• Given instruction: Search the records below for the word "Multiple" and show every line where it occurs.

• Collected data entries:
#####
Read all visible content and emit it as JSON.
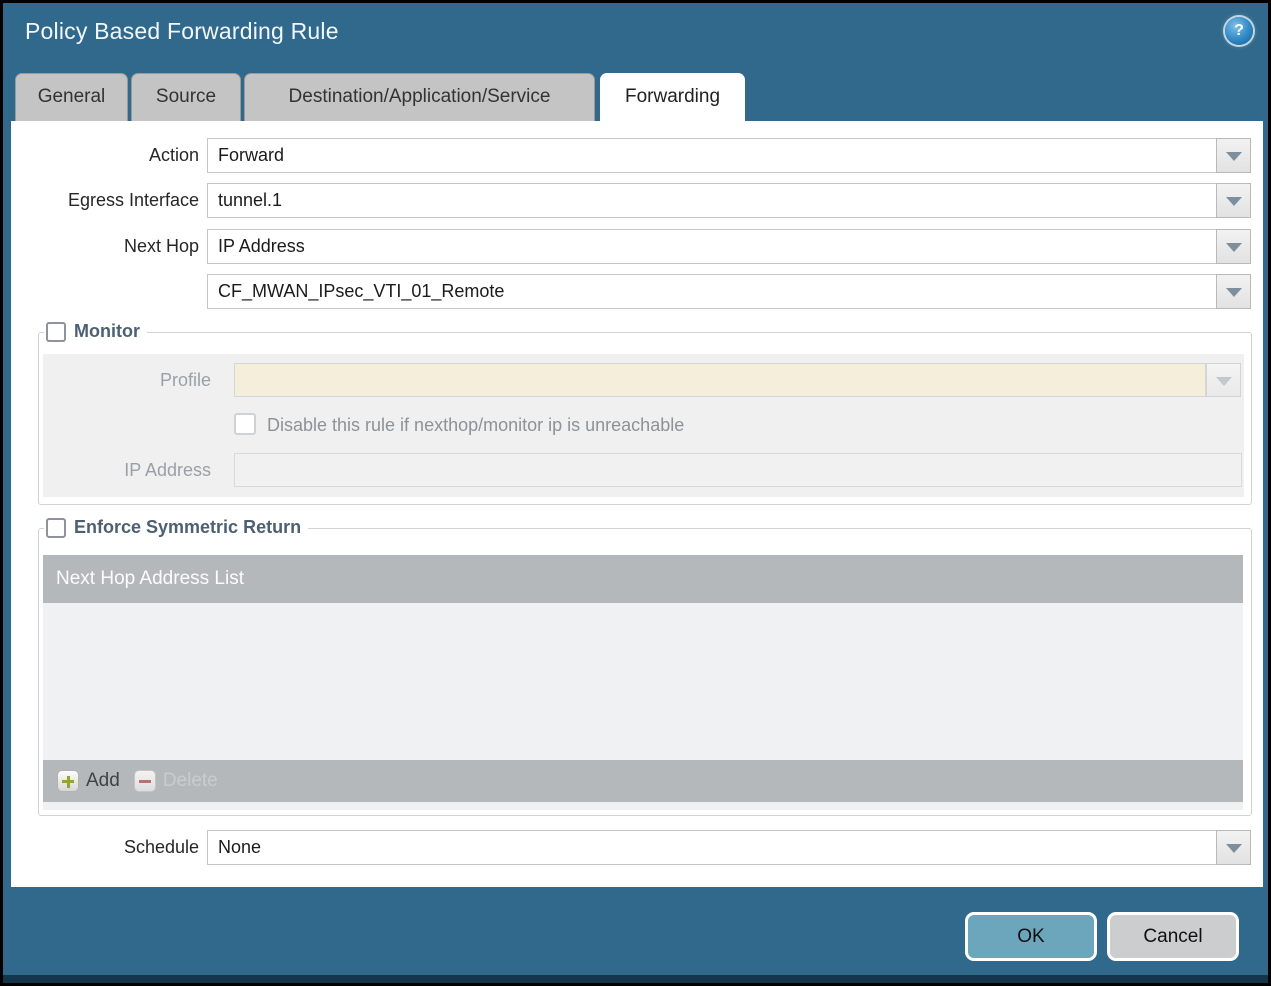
{
  "title": "Policy Based Forwarding Rule",
  "help_glyph": "?",
  "tabs": {
    "general": "General",
    "source": "Source",
    "destination": "Destination/Application/Service",
    "forwarding": "Forwarding"
  },
  "fields": {
    "action_label": "Action",
    "action_value": "Forward",
    "egress_label": "Egress Interface",
    "egress_value": "tunnel.1",
    "nexthop_label": "Next Hop",
    "nexthop_value": "IP Address",
    "nexthop_address_value": "CF_MWAN_IPsec_VTI_01_Remote",
    "schedule_label": "Schedule",
    "schedule_value": "None"
  },
  "monitor": {
    "label": "Monitor",
    "checked": false,
    "profile_label": "Profile",
    "profile_value": "",
    "disable_checkbox_label": "Disable this rule if nexthop/monitor ip is unreachable",
    "disable_checked": false,
    "ip_label": "IP Address",
    "ip_value": ""
  },
  "symmetric_return": {
    "label": "Enforce Symmetric Return",
    "checked": false,
    "table_header": "Next Hop Address List",
    "rows": [],
    "add_label": "Add",
    "delete_label": "Delete",
    "delete_enabled": false
  },
  "buttons": {
    "ok": "OK",
    "cancel": "Cancel"
  },
  "colors": {
    "titlebar": "#30698b",
    "active_tab": "#ffffff",
    "inactive_tab": "#c4c4c4",
    "ok_button": "#6ca6bd",
    "cancel_button": "#cbcdce",
    "disabled_field_beige": "#f5eeda",
    "table_header": "#b4b8bb",
    "legend_text": "#4c6073",
    "add_plus": "#93a433",
    "delete_minus": "#bb6f74"
  }
}
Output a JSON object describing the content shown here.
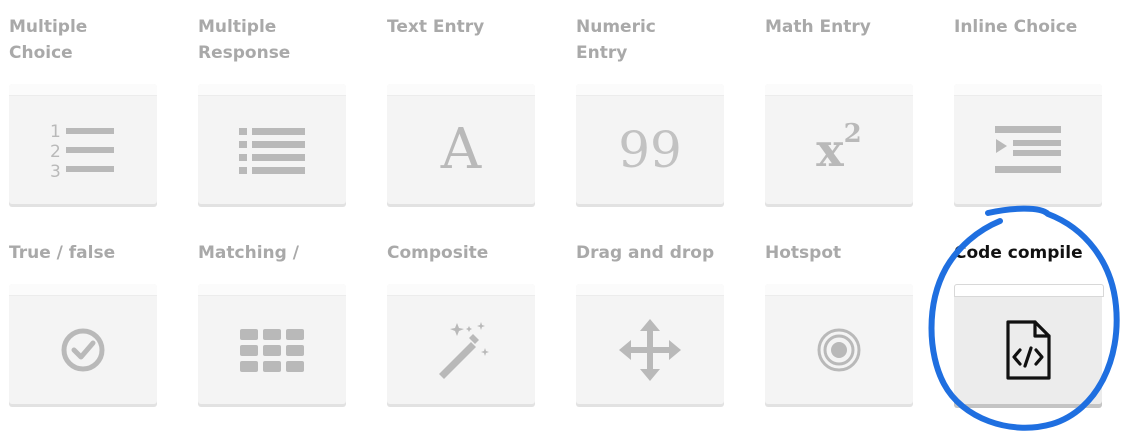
{
  "question_types": [
    {
      "label": "Multiple\nChoice",
      "icon": "ordered-list-icon"
    },
    {
      "label": "Multiple\nResponse",
      "icon": "bulleted-list-icon"
    },
    {
      "label": "Text Entry",
      "icon": "letter-a-icon",
      "glyph": "A"
    },
    {
      "label": "Numeric\nEntry",
      "icon": "number-99-icon",
      "glyph": "99"
    },
    {
      "label": "Math Entry",
      "icon": "x-squared-icon",
      "glyph": "x",
      "superscript": "2"
    },
    {
      "label": "Inline Choice",
      "icon": "indent-list-icon"
    },
    {
      "label": "True / false",
      "icon": "check-circle-icon"
    },
    {
      "label": "Matching /",
      "icon": "grid-icon"
    },
    {
      "label": "Composite",
      "icon": "magic-wand-icon"
    },
    {
      "label": "Drag and drop",
      "icon": "move-arrows-icon"
    },
    {
      "label": "Hotspot",
      "icon": "target-icon"
    },
    {
      "label": "Code compile",
      "icon": "code-file-icon",
      "selected": true
    }
  ],
  "colors": {
    "label": "#a9a9a9",
    "label_selected": "#111111",
    "icon": "#b9b9b9",
    "card": "#f4f4f4",
    "annotation": "#1f6fe0"
  }
}
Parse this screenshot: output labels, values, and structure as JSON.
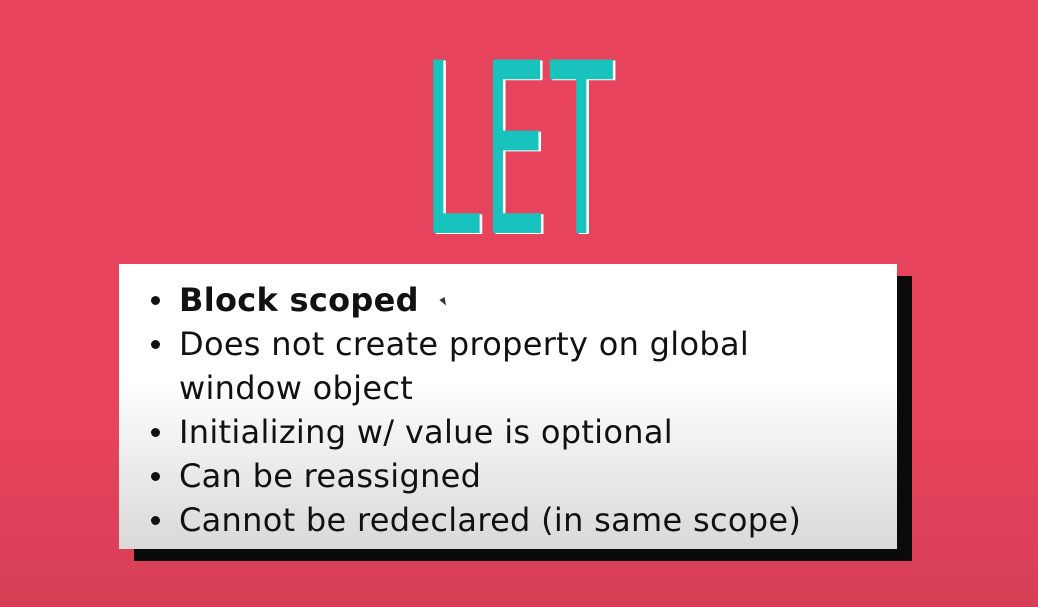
{
  "slide": {
    "title": "LET",
    "bullets": [
      {
        "text": "Block scoped",
        "bold": true
      },
      {
        "text": "Does not create property on global",
        "bold": false
      },
      {
        "text": "window object",
        "bold": false,
        "continuation": true
      },
      {
        "text": "Initializing w/ value is optional",
        "bold": false
      },
      {
        "text": "Can be reassigned",
        "bold": false
      },
      {
        "text": "Cannot be redeclared (in same scope)",
        "bold": false
      }
    ]
  },
  "colors": {
    "background": "#e8435c",
    "title": "#18c3be",
    "panel": "#ffffff",
    "panel_shadow": "#0a0a0a"
  }
}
#####
• Final answer:
      "label": "Multiple\nChoice",
      "label": "Multiple\nResponse",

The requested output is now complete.